Review the material and extract every line in which the word "refer" occurs.

-- Begin Task data --

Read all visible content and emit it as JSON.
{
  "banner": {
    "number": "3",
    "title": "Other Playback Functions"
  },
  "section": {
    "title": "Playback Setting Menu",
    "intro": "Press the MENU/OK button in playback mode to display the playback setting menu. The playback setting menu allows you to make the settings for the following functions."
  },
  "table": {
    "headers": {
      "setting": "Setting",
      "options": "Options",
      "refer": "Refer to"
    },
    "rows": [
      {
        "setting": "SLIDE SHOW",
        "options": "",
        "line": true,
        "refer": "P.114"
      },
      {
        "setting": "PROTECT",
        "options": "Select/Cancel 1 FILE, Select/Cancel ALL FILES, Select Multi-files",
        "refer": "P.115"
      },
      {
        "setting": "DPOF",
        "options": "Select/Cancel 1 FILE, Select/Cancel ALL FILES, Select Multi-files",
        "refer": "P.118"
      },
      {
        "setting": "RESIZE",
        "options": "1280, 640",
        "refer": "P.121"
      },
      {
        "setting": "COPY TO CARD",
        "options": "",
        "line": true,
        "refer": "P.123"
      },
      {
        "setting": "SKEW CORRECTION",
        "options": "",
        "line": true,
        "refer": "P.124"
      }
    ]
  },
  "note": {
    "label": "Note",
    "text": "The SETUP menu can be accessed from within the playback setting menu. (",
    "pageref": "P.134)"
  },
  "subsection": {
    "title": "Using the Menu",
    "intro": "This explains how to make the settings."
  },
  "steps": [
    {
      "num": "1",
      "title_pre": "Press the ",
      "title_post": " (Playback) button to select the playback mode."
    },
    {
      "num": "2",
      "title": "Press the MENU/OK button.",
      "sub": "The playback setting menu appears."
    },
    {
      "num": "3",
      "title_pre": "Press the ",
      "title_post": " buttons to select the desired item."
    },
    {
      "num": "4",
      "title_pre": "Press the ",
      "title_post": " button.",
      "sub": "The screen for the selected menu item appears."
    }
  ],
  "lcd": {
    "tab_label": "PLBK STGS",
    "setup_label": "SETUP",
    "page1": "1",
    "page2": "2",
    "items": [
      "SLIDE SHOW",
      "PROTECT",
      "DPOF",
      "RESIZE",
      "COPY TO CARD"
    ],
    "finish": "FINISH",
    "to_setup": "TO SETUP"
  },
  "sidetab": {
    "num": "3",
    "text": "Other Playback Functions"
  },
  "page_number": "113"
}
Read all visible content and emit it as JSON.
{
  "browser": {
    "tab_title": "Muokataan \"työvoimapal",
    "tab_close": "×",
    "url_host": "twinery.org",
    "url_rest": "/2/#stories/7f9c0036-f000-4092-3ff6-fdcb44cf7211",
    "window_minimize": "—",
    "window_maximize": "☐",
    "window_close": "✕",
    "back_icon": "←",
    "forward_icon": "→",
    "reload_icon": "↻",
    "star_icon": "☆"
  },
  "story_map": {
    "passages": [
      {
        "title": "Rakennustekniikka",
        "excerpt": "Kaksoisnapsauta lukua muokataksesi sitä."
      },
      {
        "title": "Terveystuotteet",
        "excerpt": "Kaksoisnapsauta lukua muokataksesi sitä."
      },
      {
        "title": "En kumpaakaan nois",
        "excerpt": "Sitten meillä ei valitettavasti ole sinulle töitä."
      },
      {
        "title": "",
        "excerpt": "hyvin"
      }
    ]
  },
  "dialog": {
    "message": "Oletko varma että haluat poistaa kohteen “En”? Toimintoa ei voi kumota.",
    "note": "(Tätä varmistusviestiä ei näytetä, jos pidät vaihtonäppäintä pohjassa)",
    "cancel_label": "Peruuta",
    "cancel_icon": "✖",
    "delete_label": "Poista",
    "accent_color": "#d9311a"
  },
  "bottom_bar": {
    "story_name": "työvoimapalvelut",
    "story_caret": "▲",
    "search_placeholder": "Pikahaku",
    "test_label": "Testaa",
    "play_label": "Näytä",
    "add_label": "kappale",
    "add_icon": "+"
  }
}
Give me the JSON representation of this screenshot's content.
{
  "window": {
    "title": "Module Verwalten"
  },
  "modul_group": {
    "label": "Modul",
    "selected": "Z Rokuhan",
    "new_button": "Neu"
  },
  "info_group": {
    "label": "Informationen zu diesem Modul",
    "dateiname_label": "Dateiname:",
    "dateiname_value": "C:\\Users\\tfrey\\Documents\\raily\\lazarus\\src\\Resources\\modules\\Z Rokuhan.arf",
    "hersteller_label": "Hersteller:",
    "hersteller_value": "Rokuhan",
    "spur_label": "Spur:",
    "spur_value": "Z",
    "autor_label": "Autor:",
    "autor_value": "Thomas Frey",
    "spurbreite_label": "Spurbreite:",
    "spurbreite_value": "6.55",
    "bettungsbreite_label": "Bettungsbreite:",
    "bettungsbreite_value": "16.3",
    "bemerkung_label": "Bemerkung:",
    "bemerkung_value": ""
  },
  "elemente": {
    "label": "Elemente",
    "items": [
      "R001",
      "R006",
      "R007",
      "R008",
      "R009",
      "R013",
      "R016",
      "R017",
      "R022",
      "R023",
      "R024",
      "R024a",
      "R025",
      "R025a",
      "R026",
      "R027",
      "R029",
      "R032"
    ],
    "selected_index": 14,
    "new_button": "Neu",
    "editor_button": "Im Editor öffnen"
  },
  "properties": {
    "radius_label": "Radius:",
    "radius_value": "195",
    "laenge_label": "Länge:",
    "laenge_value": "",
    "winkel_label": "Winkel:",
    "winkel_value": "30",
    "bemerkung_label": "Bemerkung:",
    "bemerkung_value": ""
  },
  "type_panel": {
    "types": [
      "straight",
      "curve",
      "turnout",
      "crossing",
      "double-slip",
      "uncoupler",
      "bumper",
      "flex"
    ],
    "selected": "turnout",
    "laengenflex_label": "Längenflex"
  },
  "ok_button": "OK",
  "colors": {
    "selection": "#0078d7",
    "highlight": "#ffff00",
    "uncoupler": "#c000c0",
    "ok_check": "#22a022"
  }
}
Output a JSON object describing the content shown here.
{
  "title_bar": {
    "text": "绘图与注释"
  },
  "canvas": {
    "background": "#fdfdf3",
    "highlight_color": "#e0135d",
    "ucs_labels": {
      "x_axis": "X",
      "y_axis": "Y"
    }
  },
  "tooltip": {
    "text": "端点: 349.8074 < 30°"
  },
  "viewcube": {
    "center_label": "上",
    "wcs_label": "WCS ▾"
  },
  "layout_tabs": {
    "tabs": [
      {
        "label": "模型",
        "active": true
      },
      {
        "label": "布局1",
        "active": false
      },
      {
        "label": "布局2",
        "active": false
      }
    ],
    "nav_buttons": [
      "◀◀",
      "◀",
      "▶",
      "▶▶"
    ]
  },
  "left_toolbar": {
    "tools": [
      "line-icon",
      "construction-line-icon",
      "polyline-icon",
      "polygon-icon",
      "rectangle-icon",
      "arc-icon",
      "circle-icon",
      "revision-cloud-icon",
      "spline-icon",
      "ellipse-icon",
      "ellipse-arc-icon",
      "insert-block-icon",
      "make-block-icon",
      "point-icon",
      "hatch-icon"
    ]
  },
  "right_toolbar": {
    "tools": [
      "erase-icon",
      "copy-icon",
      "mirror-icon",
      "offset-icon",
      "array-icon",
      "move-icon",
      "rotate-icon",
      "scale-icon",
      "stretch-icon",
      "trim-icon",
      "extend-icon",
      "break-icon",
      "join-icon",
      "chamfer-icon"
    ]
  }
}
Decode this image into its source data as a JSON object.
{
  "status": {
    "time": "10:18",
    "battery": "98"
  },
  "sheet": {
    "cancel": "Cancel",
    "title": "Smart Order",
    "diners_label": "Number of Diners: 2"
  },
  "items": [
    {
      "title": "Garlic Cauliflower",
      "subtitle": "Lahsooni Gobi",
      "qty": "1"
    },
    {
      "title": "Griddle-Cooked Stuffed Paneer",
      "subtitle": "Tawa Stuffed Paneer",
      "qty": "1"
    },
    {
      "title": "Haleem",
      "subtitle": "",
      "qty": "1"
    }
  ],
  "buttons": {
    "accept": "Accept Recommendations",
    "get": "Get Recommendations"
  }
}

-- End Task data --

● **Answer below**
      "refer": "Refer to"
        "refer": "P.114"
        "refer": "P.115"
        "refer": "P.118"
        "refer": "P.121"
        "refer": "P.123"
        "refer": "P.124"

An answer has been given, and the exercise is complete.